**Exercise details:**
Repeat the listing exactly as given, omitting every image.

**Dataset records:**
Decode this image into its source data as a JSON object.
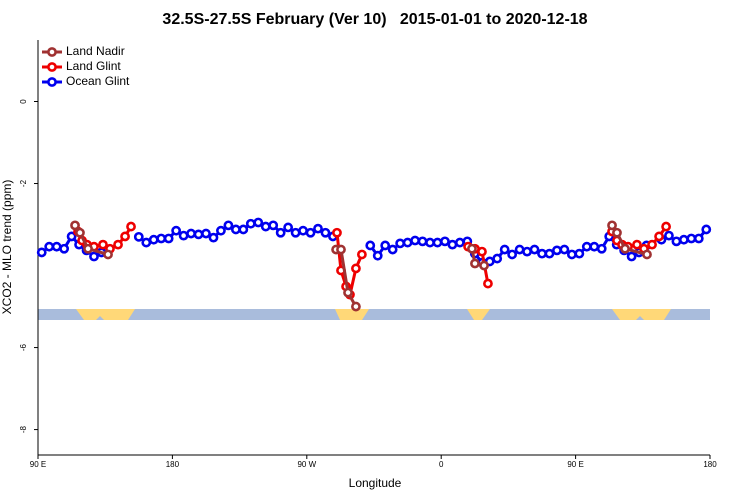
{
  "chart_data": {
    "type": "line",
    "title": "32.5S-27.5S February (Ver 10)   2015-01-01 to 2020-12-18",
    "xlabel": "Longitude",
    "ylabel": "XCO2 - MLO trend (ppm)",
    "xlim": [
      90,
      540
    ],
    "ylim": [
      -8.62,
      1.5
    ],
    "xticks": [
      {
        "value": 90,
        "label": "90 E"
      },
      {
        "value": 180,
        "label": "180"
      },
      {
        "value": 270,
        "label": "90 W"
      },
      {
        "value": 360,
        "label": "0"
      },
      {
        "value": 450,
        "label": "90 E"
      },
      {
        "value": 540,
        "label": "180"
      }
    ],
    "yticks": [
      0,
      -2,
      -6,
      -8
    ],
    "legend": "top-left",
    "series": [
      {
        "name": "Land Nadir",
        "color": "#a03232",
        "x": [
          114.8,
          118.1,
          123.5,
          136.9,
          null,
          289.6,
          292.9,
          297.6,
          302.9,
          null,
          380.6,
          382.6,
          388.7,
          null,
          474.4,
          477.7,
          483.1,
          497.8
        ],
        "values": [
          -3.02,
          -3.2,
          -3.59,
          -3.73,
          null,
          -3.61,
          -3.61,
          -4.66,
          -5.0,
          null,
          -3.59,
          -3.95,
          -4.0,
          null,
          -3.02,
          -3.2,
          -3.59,
          -3.73
        ]
      },
      {
        "name": "Land Glint",
        "color": "#ee0000",
        "x": [
          116.8,
          119.5,
          122.8,
          127.5,
          133.5,
          138.2,
          143.6,
          148.3,
          152.3,
          null,
          290.2,
          292.9,
          296.3,
          298.9,
          302.9,
          306.9,
          null,
          378.0,
          382.6,
          387.3,
          391.3,
          null,
          474.4,
          477.7,
          481.1,
          485.1,
          491.1,
          495.8,
          501.2,
          505.9,
          510.6
        ],
        "values": [
          -3.17,
          -3.39,
          -3.49,
          -3.54,
          -3.49,
          -3.59,
          -3.49,
          -3.29,
          -3.05,
          null,
          -3.2,
          -4.12,
          -4.51,
          -4.71,
          -4.07,
          -3.73,
          null,
          -3.54,
          -3.59,
          -3.66,
          -4.44,
          null,
          -3.17,
          -3.39,
          -3.49,
          -3.54,
          -3.49,
          -3.59,
          -3.49,
          -3.29,
          -3.05
        ]
      },
      {
        "name": "Ocean Glint",
        "color": "#0000ee",
        "x": [
          92.5,
          97.5,
          102.5,
          107.5,
          112.5,
          117.5,
          122.5,
          127.5,
          132.5,
          137.5,
          142.5,
          147.5,
          152.5,
          157.5,
          162.5,
          167.5,
          172.5,
          177.5,
          182.5,
          187.5,
          192.5,
          197.5,
          202.5,
          207.5,
          212.5,
          217.5,
          222.5,
          227.5,
          232.5,
          237.5,
          242.5,
          247.5,
          252.5,
          257.5,
          262.5,
          267.5,
          272.5,
          277.5,
          282.5,
          287.5,
          292.5,
          297.5,
          302.5,
          307.5,
          312.5,
          317.5,
          322.5,
          327.5,
          332.5,
          337.5,
          342.5,
          347.5,
          352.5,
          357.5,
          362.5,
          367.5,
          372.5,
          377.5,
          382.5,
          387.5,
          392.5,
          397.5,
          402.5,
          407.5,
          412.5,
          417.5,
          422.5,
          427.5,
          432.5,
          437.5,
          442.5,
          447.5,
          452.5,
          457.5,
          462.5,
          467.5,
          472.5,
          477.5,
          482.5,
          487.5,
          492.5,
          497.5,
          502.5,
          507.5,
          512.5,
          517.5,
          522.5,
          527.5,
          532.5,
          537.5
        ],
        "values": [
          -3.68,
          -3.54,
          -3.54,
          -3.59,
          -3.29,
          -3.49,
          -3.63,
          -3.78,
          -3.68,
          null,
          null,
          null,
          null,
          -3.3,
          -3.44,
          -3.37,
          -3.34,
          -3.34,
          -3.15,
          -3.27,
          -3.22,
          -3.24,
          -3.22,
          -3.32,
          -3.15,
          -3.02,
          -3.12,
          -3.12,
          -2.98,
          -2.95,
          -3.05,
          -3.02,
          -3.2,
          -3.07,
          -3.2,
          -3.15,
          -3.2,
          -3.1,
          -3.2,
          -3.29,
          null,
          null,
          null,
          null,
          -3.51,
          -3.76,
          -3.51,
          -3.61,
          -3.46,
          -3.44,
          -3.39,
          -3.41,
          -3.44,
          -3.44,
          -3.41,
          -3.49,
          -3.44,
          -3.41,
          -3.71,
          -3.93,
          -3.9,
          -3.83,
          -3.61,
          -3.73,
          -3.61,
          -3.66,
          -3.61,
          -3.71,
          -3.71,
          -3.63,
          -3.61,
          -3.73,
          -3.71,
          -3.54,
          -3.54,
          -3.59,
          -3.29,
          -3.49,
          -3.63,
          -3.78,
          -3.68,
          -3.51,
          null,
          -3.37,
          -3.27,
          -3.41,
          -3.37,
          -3.34,
          -3.34,
          -3.12
        ]
      }
    ]
  }
}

**Answer below:**
Decode this image into its source data as a JSON object.
{
  "chart_data": {
    "type": "line",
    "title": "32.5S-27.5S February (Ver 10)   2015-01-01 to 2020-12-18",
    "xlabel": "Longitude",
    "ylabel": "XCO2 - MLO trend (ppm)",
    "xlim": [
      90,
      540
    ],
    "ylim": [
      -8.62,
      1.5
    ],
    "xticks": [
      {
        "value": 90,
        "label": "90 E"
      },
      {
        "value": 180,
        "label": "180"
      },
      {
        "value": 270,
        "label": "90 W"
      },
      {
        "value": 360,
        "label": "0"
      },
      {
        "value": 450,
        "label": "90 E"
      },
      {
        "value": 540,
        "label": "180"
      }
    ],
    "yticks": [
      0,
      -2,
      -6,
      -8
    ],
    "legend": "top-left",
    "series": [
      {
        "name": "Land Nadir",
        "color": "#a03232",
        "x": [
          114.8,
          118.1,
          123.5,
          136.9,
          null,
          289.6,
          292.9,
          297.6,
          302.9,
          null,
          380.6,
          382.6,
          388.7,
          null,
          474.4,
          477.7,
          483.1,
          497.8
        ],
        "values": [
          -3.02,
          -3.2,
          -3.59,
          -3.73,
          null,
          -3.61,
          -3.61,
          -4.66,
          -5.0,
          null,
          -3.59,
          -3.95,
          -4.0,
          null,
          -3.02,
          -3.2,
          -3.59,
          -3.73
        ]
      },
      {
        "name": "Land Glint",
        "color": "#ee0000",
        "x": [
          116.8,
          119.5,
          122.8,
          127.5,
          133.5,
          138.2,
          143.6,
          148.3,
          152.3,
          null,
          290.2,
          292.9,
          296.3,
          298.9,
          302.9,
          306.9,
          null,
          378.0,
          382.6,
          387.3,
          391.3,
          null,
          474.4,
          477.7,
          481.1,
          485.1,
          491.1,
          495.8,
          501.2,
          505.9,
          510.6
        ],
        "values": [
          -3.17,
          -3.39,
          -3.49,
          -3.54,
          -3.49,
          -3.59,
          -3.49,
          -3.29,
          -3.05,
          null,
          -3.2,
          -4.12,
          -4.51,
          -4.71,
          -4.07,
          -3.73,
          null,
          -3.54,
          -3.59,
          -3.66,
          -4.44,
          null,
          -3.17,
          -3.39,
          -3.49,
          -3.54,
          -3.49,
          -3.59,
          -3.49,
          -3.29,
          -3.05
        ]
      },
      {
        "name": "Ocean Glint",
        "color": "#0000ee",
        "x": [
          92.5,
          97.5,
          102.5,
          107.5,
          112.5,
          117.5,
          122.5,
          127.5,
          132.5,
          137.5,
          142.5,
          147.5,
          152.5,
          157.5,
          162.5,
          167.5,
          172.5,
          177.5,
          182.5,
          187.5,
          192.5,
          197.5,
          202.5,
          207.5,
          212.5,
          217.5,
          222.5,
          227.5,
          232.5,
          237.5,
          242.5,
          247.5,
          252.5,
          257.5,
          262.5,
          267.5,
          272.5,
          277.5,
          282.5,
          287.5,
          292.5,
          297.5,
          302.5,
          307.5,
          312.5,
          317.5,
          322.5,
          327.5,
          332.5,
          337.5,
          342.5,
          347.5,
          352.5,
          357.5,
          362.5,
          367.5,
          372.5,
          377.5,
          382.5,
          387.5,
          392.5,
          397.5,
          402.5,
          407.5,
          412.5,
          417.5,
          422.5,
          427.5,
          432.5,
          437.5,
          442.5,
          447.5,
          452.5,
          457.5,
          462.5,
          467.5,
          472.5,
          477.5,
          482.5,
          487.5,
          492.5,
          497.5,
          502.5,
          507.5,
          512.5,
          517.5,
          522.5,
          527.5,
          532.5,
          537.5
        ],
        "values": [
          -3.68,
          -3.54,
          -3.54,
          -3.59,
          -3.29,
          -3.49,
          -3.63,
          -3.78,
          -3.68,
          null,
          null,
          null,
          null,
          -3.3,
          -3.44,
          -3.37,
          -3.34,
          -3.34,
          -3.15,
          -3.27,
          -3.22,
          -3.24,
          -3.22,
          -3.32,
          -3.15,
          -3.02,
          -3.12,
          -3.12,
          -2.98,
          -2.95,
          -3.05,
          -3.02,
          -3.2,
          -3.07,
          -3.2,
          -3.15,
          -3.2,
          -3.1,
          -3.2,
          -3.29,
          null,
          null,
          null,
          null,
          -3.51,
          -3.76,
          -3.51,
          -3.61,
          -3.46,
          -3.44,
          -3.39,
          -3.41,
          -3.44,
          -3.44,
          -3.41,
          -3.49,
          -3.44,
          -3.41,
          -3.71,
          -3.93,
          -3.9,
          -3.83,
          -3.61,
          -3.73,
          -3.61,
          -3.66,
          -3.61,
          -3.71,
          -3.71,
          -3.63,
          -3.61,
          -3.73,
          -3.71,
          -3.54,
          -3.54,
          -3.59,
          -3.29,
          -3.49,
          -3.63,
          -3.78,
          -3.68,
          -3.51,
          null,
          -3.37,
          -3.27,
          -3.41,
          -3.37,
          -3.34,
          -3.34,
          -3.12
        ]
      }
    ]
  }
}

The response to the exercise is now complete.